(Records excerpted from a collection)
— START —

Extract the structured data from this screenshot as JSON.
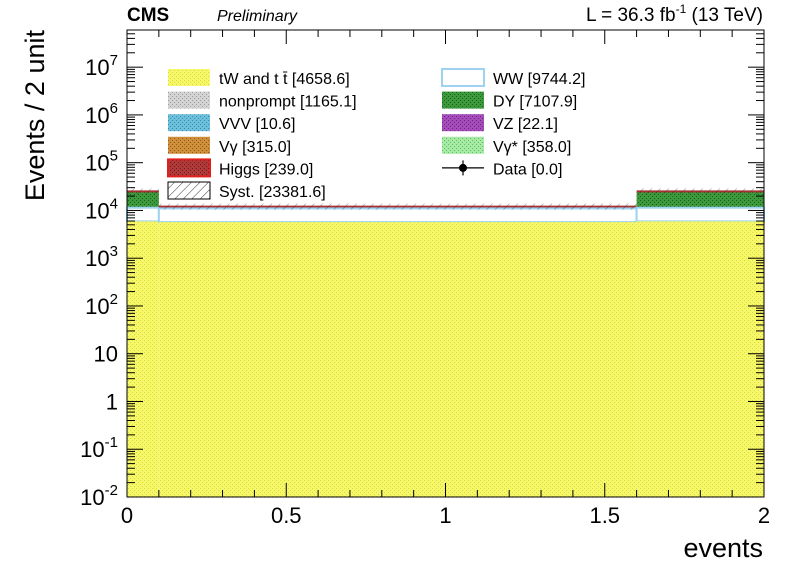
{
  "header": {
    "experiment": "CMS",
    "status": "Preliminary",
    "lumi_prefix": "L = 36.3 fb",
    "lumi_exp": "-1",
    "lumi_suffix": " (13 TeV)"
  },
  "chart_data": {
    "type": "bar",
    "stacked": true,
    "log_y": true,
    "xlabel": "events",
    "ylabel": "Events / 2 unit",
    "xlim": [
      0,
      2
    ],
    "ylim": [
      0.01,
      60000000
    ],
    "x_ticks": [
      {
        "value": 0,
        "label": "0"
      },
      {
        "value": 0.5,
        "label": "0.5"
      },
      {
        "value": 1,
        "label": "1"
      },
      {
        "value": 1.5,
        "label": "1.5"
      },
      {
        "value": 2,
        "label": "2"
      }
    ],
    "y_ticks": [
      {
        "value": 0.01,
        "base": "10",
        "exp": "-2"
      },
      {
        "value": 0.1,
        "base": "10",
        "exp": "-1"
      },
      {
        "value": 1,
        "base": "1",
        "exp": ""
      },
      {
        "value": 10,
        "base": "10",
        "exp": ""
      },
      {
        "value": 100,
        "base": "10",
        "exp": "2"
      },
      {
        "value": 1000,
        "base": "10",
        "exp": "3"
      },
      {
        "value": 10000,
        "base": "10",
        "exp": "4"
      },
      {
        "value": 100000,
        "base": "10",
        "exp": "5"
      },
      {
        "value": 1000000,
        "base": "10",
        "exp": "6"
      },
      {
        "value": 10000000,
        "base": "10",
        "exp": "7"
      }
    ],
    "stack_order": [
      "Higgs",
      "VVV",
      "VZ",
      "Vgamma",
      "Vgammastar",
      "nonprompt",
      "DY",
      "WW",
      "top"
    ],
    "bins": [
      {
        "range": [
          0,
          0.1
        ],
        "top": 5900,
        "WW": 11400,
        "total": 25000
      },
      {
        "range": [
          0.1,
          1.6
        ],
        "top": 5700,
        "WW": 11000,
        "total": 12000
      },
      {
        "range": [
          1.6,
          2
        ],
        "top": 5900,
        "WW": 11400,
        "total": 25000
      }
    ],
    "series": [
      {
        "key": "top",
        "name": "tW and t",
        "name_tail": "t̄",
        "yield": "[4658.6]",
        "color": "#f7f76a",
        "pattern": "dots"
      },
      {
        "key": "WW",
        "name": "WW",
        "yield": "[9744.2]",
        "color": "#9dd3f0",
        "pattern": "hollow"
      },
      {
        "key": "nonprompt",
        "name": "nonprompt",
        "yield": "[1165.1]",
        "color": "#c8c8c8",
        "pattern": "dots"
      },
      {
        "key": "DY",
        "name": "DY",
        "yield": "[7107.9]",
        "color": "#2e8a2e",
        "pattern": "dots"
      },
      {
        "key": "VVV",
        "name": "VVV",
        "yield": "[10.6]",
        "color": "#5fb3d0",
        "pattern": "dots"
      },
      {
        "key": "VZ",
        "name": "VZ",
        "yield": "[22.1]",
        "color": "#9a3fb0",
        "pattern": "dots"
      },
      {
        "key": "Vgamma",
        "name": "Vγ",
        "yield": "[315.0]",
        "color": "#c8852f",
        "pattern": "dots"
      },
      {
        "key": "Vgammastar",
        "name": "Vγ*",
        "yield": "[358.0]",
        "color": "#8de28d",
        "pattern": "dots"
      },
      {
        "key": "Higgs",
        "name": "Higgs",
        "yield": "[239.0]",
        "color": "#a83232",
        "pattern": "dots",
        "edge": "#e02020"
      },
      {
        "key": "Syst",
        "name": "Syst.",
        "yield": "[23381.6]",
        "color": "#555555",
        "pattern": "hatch"
      },
      {
        "key": "Data",
        "name": "Data",
        "yield": "[0.0]",
        "color": "#000000",
        "pattern": "marker"
      }
    ],
    "legend_placement": "top, two columns",
    "grid": false
  }
}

— END —

▸ **Work required**: All of the data above should be quoted exactly, except for the pictures.

▸ **Finished answer**:
Extract the structured data from this screenshot as JSON.
{
  "header": {
    "experiment": "CMS",
    "status": "Preliminary",
    "lumi_prefix": "L = 36.3 fb",
    "lumi_exp": "-1",
    "lumi_suffix": " (13 TeV)"
  },
  "chart_data": {
    "type": "bar",
    "stacked": true,
    "log_y": true,
    "xlabel": "events",
    "ylabel": "Events / 2 unit",
    "xlim": [
      0,
      2
    ],
    "ylim": [
      0.01,
      60000000
    ],
    "x_ticks": [
      {
        "value": 0,
        "label": "0"
      },
      {
        "value": 0.5,
        "label": "0.5"
      },
      {
        "value": 1,
        "label": "1"
      },
      {
        "value": 1.5,
        "label": "1.5"
      },
      {
        "value": 2,
        "label": "2"
      }
    ],
    "y_ticks": [
      {
        "value": 0.01,
        "base": "10",
        "exp": "-2"
      },
      {
        "value": 0.1,
        "base": "10",
        "exp": "-1"
      },
      {
        "value": 1,
        "base": "1",
        "exp": ""
      },
      {
        "value": 10,
        "base": "10",
        "exp": ""
      },
      {
        "value": 100,
        "base": "10",
        "exp": "2"
      },
      {
        "value": 1000,
        "base": "10",
        "exp": "3"
      },
      {
        "value": 10000,
        "base": "10",
        "exp": "4"
      },
      {
        "value": 100000,
        "base": "10",
        "exp": "5"
      },
      {
        "value": 1000000,
        "base": "10",
        "exp": "6"
      },
      {
        "value": 10000000,
        "base": "10",
        "exp": "7"
      }
    ],
    "stack_order": [
      "Higgs",
      "VVV",
      "VZ",
      "Vgamma",
      "Vgammastar",
      "nonprompt",
      "DY",
      "WW",
      "top"
    ],
    "bins": [
      {
        "range": [
          0,
          0.1
        ],
        "top": 5900,
        "WW": 11400,
        "total": 25000
      },
      {
        "range": [
          0.1,
          1.6
        ],
        "top": 5700,
        "WW": 11000,
        "total": 12000
      },
      {
        "range": [
          1.6,
          2
        ],
        "top": 5900,
        "WW": 11400,
        "total": 25000
      }
    ],
    "series": [
      {
        "key": "top",
        "name": "tW and t",
        "name_tail": "t̄",
        "yield": "[4658.6]",
        "color": "#f7f76a",
        "pattern": "dots"
      },
      {
        "key": "WW",
        "name": "WW",
        "yield": "[9744.2]",
        "color": "#9dd3f0",
        "pattern": "hollow"
      },
      {
        "key": "nonprompt",
        "name": "nonprompt",
        "yield": "[1165.1]",
        "color": "#c8c8c8",
        "pattern": "dots"
      },
      {
        "key": "DY",
        "name": "DY",
        "yield": "[7107.9]",
        "color": "#2e8a2e",
        "pattern": "dots"
      },
      {
        "key": "VVV",
        "name": "VVV",
        "yield": "[10.6]",
        "color": "#5fb3d0",
        "pattern": "dots"
      },
      {
        "key": "VZ",
        "name": "VZ",
        "yield": "[22.1]",
        "color": "#9a3fb0",
        "pattern": "dots"
      },
      {
        "key": "Vgamma",
        "name": "Vγ",
        "yield": "[315.0]",
        "color": "#c8852f",
        "pattern": "dots"
      },
      {
        "key": "Vgammastar",
        "name": "Vγ*",
        "yield": "[358.0]",
        "color": "#8de28d",
        "pattern": "dots"
      },
      {
        "key": "Higgs",
        "name": "Higgs",
        "yield": "[239.0]",
        "color": "#a83232",
        "pattern": "dots",
        "edge": "#e02020"
      },
      {
        "key": "Syst",
        "name": "Syst.",
        "yield": "[23381.6]",
        "color": "#555555",
        "pattern": "hatch"
      },
      {
        "key": "Data",
        "name": "Data",
        "yield": "[0.0]",
        "color": "#000000",
        "pattern": "marker"
      }
    ],
    "legend_placement": "top, two columns",
    "grid": false
  }
}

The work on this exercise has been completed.